What you need to do. Exact repetition is required: output every record in full.

Exercise data.
=====
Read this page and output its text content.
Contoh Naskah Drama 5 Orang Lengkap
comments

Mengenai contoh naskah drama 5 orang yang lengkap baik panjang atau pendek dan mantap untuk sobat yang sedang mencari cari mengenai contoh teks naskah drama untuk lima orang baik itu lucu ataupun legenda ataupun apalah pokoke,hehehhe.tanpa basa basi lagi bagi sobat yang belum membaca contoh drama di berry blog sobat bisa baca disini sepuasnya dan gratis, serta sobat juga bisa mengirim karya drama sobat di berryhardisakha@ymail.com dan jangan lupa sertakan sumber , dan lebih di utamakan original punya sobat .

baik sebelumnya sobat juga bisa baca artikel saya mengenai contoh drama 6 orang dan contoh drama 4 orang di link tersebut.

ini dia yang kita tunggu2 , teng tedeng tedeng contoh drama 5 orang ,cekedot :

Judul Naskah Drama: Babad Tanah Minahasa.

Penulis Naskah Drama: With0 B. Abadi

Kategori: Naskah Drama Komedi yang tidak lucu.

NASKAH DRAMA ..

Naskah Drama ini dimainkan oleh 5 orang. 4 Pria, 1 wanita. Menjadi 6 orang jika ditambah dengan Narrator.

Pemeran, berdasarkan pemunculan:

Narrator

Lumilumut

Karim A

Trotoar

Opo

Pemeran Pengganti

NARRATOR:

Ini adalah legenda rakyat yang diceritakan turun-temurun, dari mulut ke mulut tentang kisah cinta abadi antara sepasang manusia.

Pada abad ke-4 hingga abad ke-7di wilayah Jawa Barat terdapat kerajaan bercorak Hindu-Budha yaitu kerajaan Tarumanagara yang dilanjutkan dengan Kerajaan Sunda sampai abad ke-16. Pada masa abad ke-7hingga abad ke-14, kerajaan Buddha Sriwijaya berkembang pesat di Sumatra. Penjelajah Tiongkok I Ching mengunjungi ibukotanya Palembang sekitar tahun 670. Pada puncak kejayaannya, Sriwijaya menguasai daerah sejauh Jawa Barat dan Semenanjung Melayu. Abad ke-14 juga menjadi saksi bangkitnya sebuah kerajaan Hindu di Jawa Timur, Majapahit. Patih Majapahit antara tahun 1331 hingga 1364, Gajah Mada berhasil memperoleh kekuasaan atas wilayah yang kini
=====
Response for this exercise.
Read this page and output its text content.
Contoh Naskah Drama 5 Orang Lengkap
comments

Mengenai contoh naskah drama 5 orang yang lengkap baik panjang atau pendek dan mantap untuk sobat yang sedang mencari cari mengenai contoh teks naskah drama untuk lima orang baik itu lucu ataupun legenda ataupun apalah pokoke,hehehhe.tanpa basa basi lagi bagi sobat yang belum membaca contoh drama di berry blog sobat bisa baca disini sepuasnya dan gratis, serta sobat juga bisa mengirim karya drama sobat di berryhardisakha@ymail.com dan jangan lupa sertakan sumber , dan lebih di utamakan original punya sobat .

baik sebelumnya sobat juga bisa baca artikel saya mengenai contoh drama 6 orang dan contoh drama 4 orang di link tersebut.

ini dia yang kita tunggu2 , teng tedeng tedeng contoh drama 5 orang ,cekedot :

Judul Naskah Drama: Babad Tanah Minahasa.

Penulis Naskah Drama: With0 B. Abadi

Kategori: Naskah Drama Komedi yang tidak lucu.

NASKAH DRAMA ..

Naskah Drama ini dimainkan oleh 5 orang. 4 Pria, 1 wanita. Menjadi 6 orang jika ditambah dengan Narrator.

Pemeran, berdasarkan pemunculan:

Narrator

Lumilumut

Karim A

Trotoar

Opo

Pemeran Pengganti

NARRATOR:

Ini adalah legenda rakyat yang diceritakan turun-temurun, dari mulut ke mulut tentang kisah cinta abadi antara sepasang manusia.

Pada abad ke-4 hingga abad ke-7di wilayah Jawa Barat terdapat kerajaan bercorak Hindu-Budha yaitu kerajaan Tarumanagara yang dilanjutkan dengan Kerajaan Sunda sampai abad ke-16. Pada masa abad ke-7hingga abad ke-14, kerajaan Buddha Sriwijaya berkembang pesat di Sumatra. Penjelajah Tiongkok I Ching mengunjungi ibukotanya Palembang sekitar tahun 670. Pada puncak kejayaannya, Sriwijaya menguasai daerah sejauh Jawa Barat dan Semenanjung Melayu. Abad ke-14 juga menjadi saksi bangkitnya sebuah kerajaan Hindu di Jawa Timur, Majapahit. Patih Majapahit antara tahun 1331 hingga 1364, Gajah Mada berhasil memperoleh kekuasaan atas wilayah yang kini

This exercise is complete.